## Extracted text

--- begin ---

Overall, community sanctions and measures suffer an underlying legitimacy problem. Unlike the Crown, probation has never become a taken for granted part of the criminal justice system. And its legitimacy has remained in question. And that matters because probation needs other support in order to function well.
But to dig a little bit deeper into the problem, we have to ask another question. How are media misrepresentations and the evidence of probation connected? What is the relationship between these two things? Now, before I answer that question, I wanted to indulge myself by going back to some earlier work.
And in the paper that was subsequently published, I tried to point out that in many jurisdictions, particularly in the United Kingdom, probation had become too centrally preoccupied with advancing its case, with making its pitch for public support on the grounds that it could offer crime control, that it could offer public protection, that it could keep people safe. All of those promises stand on one side of a core dichotomy that exists in every criminal legal system. In these systems, we have to balance the desire to control crime with the necessity of due process and respect for human rights.
And justice requires more than crime control. The mere controlling of crime in and of itself does not deliver justice. Reducing recidivism will never be a satisfactory outcome measure for a justice system. If we wanted to, we could execute everybody who ever commits a crime, and we would have zero recidivism. We would also have zero respect for human rights and no defensible due process. So, we have to balance these things.

--- end ---

## Data for processing
--- begin ---

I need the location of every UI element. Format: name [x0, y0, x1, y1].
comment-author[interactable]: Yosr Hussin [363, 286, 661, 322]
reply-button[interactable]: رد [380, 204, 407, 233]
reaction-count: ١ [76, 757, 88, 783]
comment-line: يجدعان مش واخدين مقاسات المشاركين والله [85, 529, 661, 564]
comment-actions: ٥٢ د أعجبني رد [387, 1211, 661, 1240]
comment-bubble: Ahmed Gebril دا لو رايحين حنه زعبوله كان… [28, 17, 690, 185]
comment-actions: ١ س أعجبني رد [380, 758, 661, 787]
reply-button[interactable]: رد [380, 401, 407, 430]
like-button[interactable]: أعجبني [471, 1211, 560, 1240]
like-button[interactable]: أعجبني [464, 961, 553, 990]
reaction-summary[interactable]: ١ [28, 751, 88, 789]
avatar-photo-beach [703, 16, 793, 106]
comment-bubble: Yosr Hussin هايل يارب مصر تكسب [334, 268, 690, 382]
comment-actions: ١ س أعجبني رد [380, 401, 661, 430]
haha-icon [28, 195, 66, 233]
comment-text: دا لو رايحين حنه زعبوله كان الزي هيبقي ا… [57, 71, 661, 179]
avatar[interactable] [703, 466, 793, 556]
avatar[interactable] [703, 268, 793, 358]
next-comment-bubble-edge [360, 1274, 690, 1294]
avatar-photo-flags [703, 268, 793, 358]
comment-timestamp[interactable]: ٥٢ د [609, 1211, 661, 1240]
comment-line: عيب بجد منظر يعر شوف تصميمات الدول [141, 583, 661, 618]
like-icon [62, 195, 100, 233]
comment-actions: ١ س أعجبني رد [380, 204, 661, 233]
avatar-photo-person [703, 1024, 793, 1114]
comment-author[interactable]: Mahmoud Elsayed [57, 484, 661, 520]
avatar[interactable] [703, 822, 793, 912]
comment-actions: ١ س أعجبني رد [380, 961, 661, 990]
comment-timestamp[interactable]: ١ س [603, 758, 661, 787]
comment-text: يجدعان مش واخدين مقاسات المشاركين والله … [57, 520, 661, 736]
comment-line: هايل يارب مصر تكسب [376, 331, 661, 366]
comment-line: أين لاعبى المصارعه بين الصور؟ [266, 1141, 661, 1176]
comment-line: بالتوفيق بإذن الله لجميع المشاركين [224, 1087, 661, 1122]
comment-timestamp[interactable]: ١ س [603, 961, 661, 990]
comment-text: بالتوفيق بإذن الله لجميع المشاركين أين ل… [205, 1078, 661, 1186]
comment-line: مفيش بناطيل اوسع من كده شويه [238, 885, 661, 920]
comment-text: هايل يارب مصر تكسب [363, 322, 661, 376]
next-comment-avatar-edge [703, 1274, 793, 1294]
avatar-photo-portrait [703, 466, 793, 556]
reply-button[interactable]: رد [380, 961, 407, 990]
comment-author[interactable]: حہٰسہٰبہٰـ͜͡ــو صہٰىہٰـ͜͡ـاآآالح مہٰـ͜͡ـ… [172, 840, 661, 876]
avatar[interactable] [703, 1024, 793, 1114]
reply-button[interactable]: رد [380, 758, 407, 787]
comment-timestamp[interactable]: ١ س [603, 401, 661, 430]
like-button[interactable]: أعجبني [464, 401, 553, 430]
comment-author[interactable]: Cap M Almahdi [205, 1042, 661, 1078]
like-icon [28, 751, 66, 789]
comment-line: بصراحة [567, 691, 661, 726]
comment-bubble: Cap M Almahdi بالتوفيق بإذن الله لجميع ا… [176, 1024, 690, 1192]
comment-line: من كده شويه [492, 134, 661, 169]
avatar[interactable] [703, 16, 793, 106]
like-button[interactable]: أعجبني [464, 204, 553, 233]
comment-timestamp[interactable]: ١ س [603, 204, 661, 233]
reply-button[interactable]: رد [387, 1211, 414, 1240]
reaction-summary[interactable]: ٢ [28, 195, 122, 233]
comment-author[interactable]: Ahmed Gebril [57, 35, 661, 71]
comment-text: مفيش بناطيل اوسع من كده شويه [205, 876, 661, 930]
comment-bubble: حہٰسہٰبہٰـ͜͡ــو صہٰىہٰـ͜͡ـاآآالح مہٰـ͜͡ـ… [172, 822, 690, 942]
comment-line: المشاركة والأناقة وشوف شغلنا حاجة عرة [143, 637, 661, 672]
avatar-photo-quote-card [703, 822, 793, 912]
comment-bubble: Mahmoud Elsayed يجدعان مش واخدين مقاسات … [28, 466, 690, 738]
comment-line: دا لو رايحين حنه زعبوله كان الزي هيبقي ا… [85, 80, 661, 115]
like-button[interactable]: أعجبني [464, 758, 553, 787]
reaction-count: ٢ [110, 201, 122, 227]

--- end ---

## Requirements
• A. How would you restate the paragraph of the probation talk that begins "And justice requires more than crime control" more briefly, keeping its main facts?
• B. Can you express the records, from their start through the line containing "comment-actions: ٥٢ د", as a numbered list with blank lines left out?

## Answers below
• A. Justice requires more than crime control, and reducing recidivism alone can never be a satisfactory measure for a justice system. Executing everyone who commits a crime would bring recidivism to zero, but it would also leave zero respect for human rights and no defensible due process. These things must therefore be balanced.

• B.
1. I need the location of every UI element. Format: name [x0, y0, x1, y1].
2. comment-author[interactable]: Yosr Hussin [363, 286, 661, 322]
3. reply-button[interactable]: رد [380, 204, 407, 233]
4. reaction-count: ١ [76, 757, 88, 783]
5. comment-line: يجدعان مش واخدين مقاسات المشاركين والله [85, 529, 661, 564]
6. comment-actions: ٥٢ د أعجبني رد [387, 1211, 661, 1240]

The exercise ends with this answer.